[Short task] Comb the records below for the string "Output" and copy each line where it turns up.

[Excerpted data]
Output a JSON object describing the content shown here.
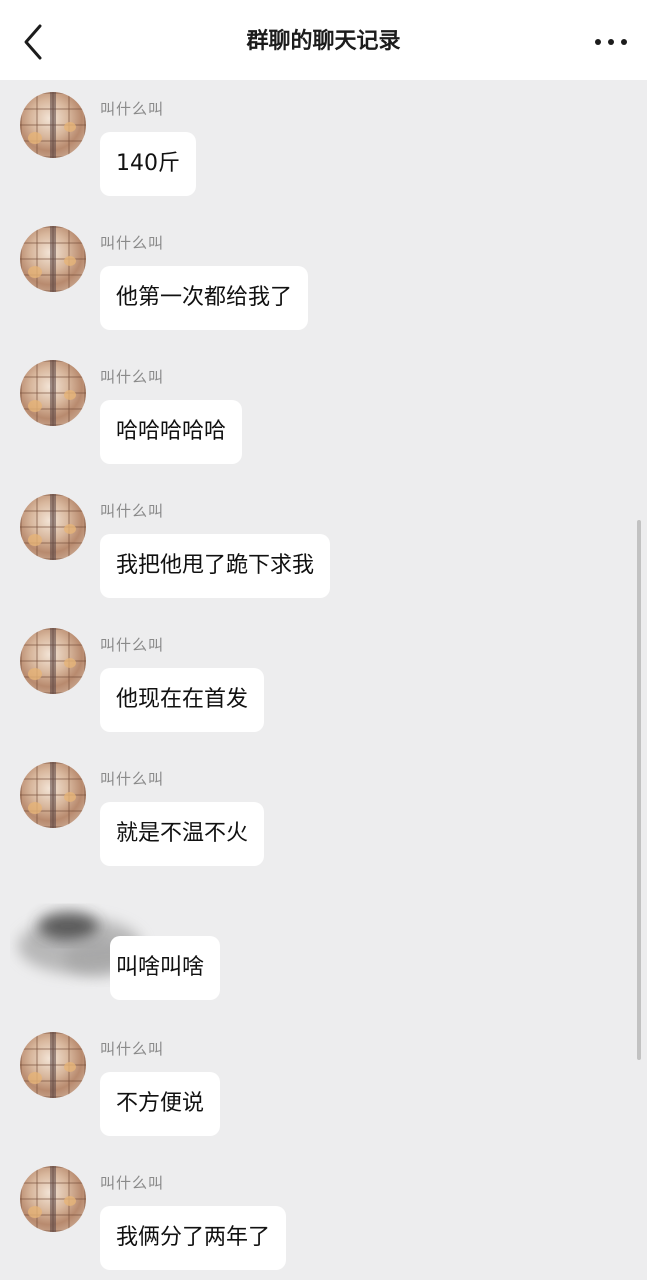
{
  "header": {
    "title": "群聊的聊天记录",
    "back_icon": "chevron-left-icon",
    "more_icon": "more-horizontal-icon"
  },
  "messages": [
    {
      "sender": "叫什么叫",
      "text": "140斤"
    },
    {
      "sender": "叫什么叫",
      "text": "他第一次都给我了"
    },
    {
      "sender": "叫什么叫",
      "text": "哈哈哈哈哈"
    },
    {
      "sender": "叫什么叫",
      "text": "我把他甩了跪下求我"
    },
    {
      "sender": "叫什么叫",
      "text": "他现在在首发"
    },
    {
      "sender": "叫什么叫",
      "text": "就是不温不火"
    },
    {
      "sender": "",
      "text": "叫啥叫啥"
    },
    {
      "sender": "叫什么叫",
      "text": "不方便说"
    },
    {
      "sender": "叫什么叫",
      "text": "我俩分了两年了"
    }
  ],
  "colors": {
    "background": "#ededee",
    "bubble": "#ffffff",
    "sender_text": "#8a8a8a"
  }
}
---
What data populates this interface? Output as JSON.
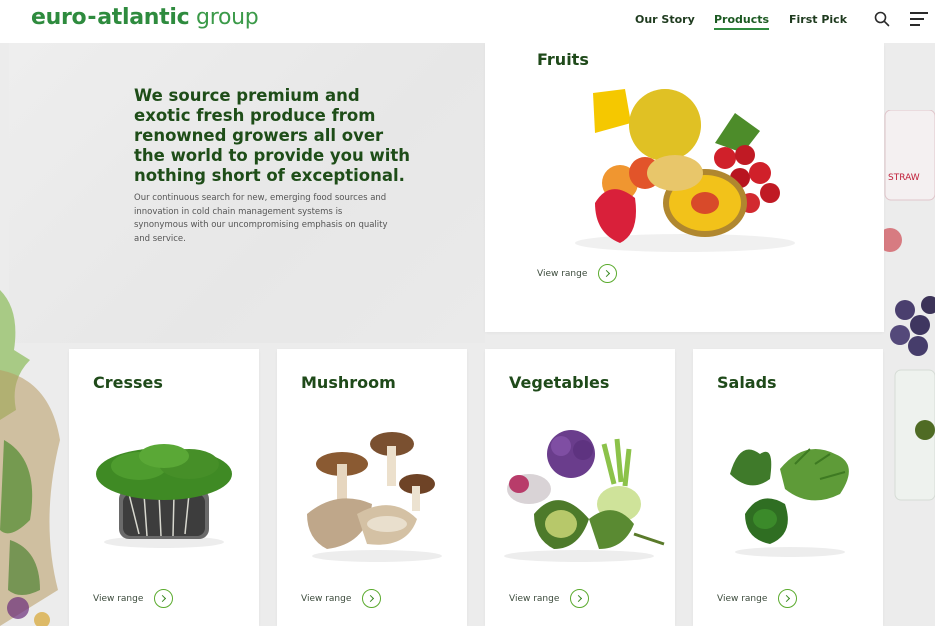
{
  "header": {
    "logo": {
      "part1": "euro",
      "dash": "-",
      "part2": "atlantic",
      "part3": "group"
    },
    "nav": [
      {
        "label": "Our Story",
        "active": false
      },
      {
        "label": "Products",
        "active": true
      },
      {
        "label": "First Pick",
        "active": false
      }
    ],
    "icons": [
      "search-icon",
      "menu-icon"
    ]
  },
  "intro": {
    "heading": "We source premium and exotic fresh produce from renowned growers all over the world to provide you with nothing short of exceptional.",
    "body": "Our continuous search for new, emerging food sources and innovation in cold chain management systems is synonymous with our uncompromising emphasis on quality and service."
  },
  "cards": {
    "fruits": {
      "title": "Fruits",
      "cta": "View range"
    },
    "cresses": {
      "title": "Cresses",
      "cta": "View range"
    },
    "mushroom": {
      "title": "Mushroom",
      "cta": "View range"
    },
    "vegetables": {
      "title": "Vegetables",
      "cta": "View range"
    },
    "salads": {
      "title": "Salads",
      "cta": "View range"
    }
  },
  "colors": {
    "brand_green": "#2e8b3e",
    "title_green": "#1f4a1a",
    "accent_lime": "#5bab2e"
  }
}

[Expected answer]
Output a JSON object describing the content shown here.
What data populates this interface? Output as JSON.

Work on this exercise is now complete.